== Task material
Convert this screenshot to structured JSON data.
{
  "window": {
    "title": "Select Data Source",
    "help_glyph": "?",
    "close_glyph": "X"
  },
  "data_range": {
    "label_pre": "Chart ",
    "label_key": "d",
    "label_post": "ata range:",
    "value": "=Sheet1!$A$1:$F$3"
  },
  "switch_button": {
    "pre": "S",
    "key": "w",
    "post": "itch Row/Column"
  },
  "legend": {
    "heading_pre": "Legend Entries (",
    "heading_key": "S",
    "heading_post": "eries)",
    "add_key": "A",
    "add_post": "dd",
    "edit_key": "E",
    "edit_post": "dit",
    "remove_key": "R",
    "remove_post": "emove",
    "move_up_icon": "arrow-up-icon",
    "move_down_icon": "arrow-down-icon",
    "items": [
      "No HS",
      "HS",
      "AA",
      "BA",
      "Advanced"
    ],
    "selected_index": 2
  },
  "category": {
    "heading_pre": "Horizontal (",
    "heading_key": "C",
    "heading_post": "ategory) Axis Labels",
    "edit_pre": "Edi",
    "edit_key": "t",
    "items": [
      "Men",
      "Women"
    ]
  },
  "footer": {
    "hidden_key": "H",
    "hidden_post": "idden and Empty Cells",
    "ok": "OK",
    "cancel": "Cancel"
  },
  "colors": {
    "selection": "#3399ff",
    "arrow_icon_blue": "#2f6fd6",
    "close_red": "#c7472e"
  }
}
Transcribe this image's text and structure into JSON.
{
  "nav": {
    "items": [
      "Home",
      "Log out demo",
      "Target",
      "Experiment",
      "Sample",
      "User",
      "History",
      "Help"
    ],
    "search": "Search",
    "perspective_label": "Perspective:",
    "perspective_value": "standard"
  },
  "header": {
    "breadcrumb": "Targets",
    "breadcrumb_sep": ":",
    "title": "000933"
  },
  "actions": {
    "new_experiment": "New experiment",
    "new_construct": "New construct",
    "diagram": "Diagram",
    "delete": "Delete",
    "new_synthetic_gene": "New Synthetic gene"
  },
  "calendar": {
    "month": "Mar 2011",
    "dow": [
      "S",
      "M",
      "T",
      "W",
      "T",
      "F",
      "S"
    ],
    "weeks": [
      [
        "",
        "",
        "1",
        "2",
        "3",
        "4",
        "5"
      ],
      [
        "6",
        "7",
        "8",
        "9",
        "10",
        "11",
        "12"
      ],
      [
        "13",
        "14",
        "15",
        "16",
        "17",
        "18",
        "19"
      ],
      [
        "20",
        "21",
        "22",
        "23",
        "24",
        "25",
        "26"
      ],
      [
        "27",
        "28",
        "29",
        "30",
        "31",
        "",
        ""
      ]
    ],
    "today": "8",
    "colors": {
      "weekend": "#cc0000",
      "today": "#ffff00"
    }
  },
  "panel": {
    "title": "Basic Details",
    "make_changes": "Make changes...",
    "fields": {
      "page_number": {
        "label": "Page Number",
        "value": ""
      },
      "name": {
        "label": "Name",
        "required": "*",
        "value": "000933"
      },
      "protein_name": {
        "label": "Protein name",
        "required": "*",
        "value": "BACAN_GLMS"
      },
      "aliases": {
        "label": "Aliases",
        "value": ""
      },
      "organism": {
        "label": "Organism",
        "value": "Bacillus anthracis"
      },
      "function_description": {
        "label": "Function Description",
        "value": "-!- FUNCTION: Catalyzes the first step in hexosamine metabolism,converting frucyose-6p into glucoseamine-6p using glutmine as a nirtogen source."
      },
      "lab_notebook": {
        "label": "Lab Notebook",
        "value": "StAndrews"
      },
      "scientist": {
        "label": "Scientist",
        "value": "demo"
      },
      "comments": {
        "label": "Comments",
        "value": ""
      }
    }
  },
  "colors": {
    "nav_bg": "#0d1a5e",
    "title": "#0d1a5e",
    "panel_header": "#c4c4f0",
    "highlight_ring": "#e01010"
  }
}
====
If a line in the material above contains "this", show that line.

• Worked solution
Convert this screenshot to structured JSON data.
Transcribe this image's text and structure into JSON.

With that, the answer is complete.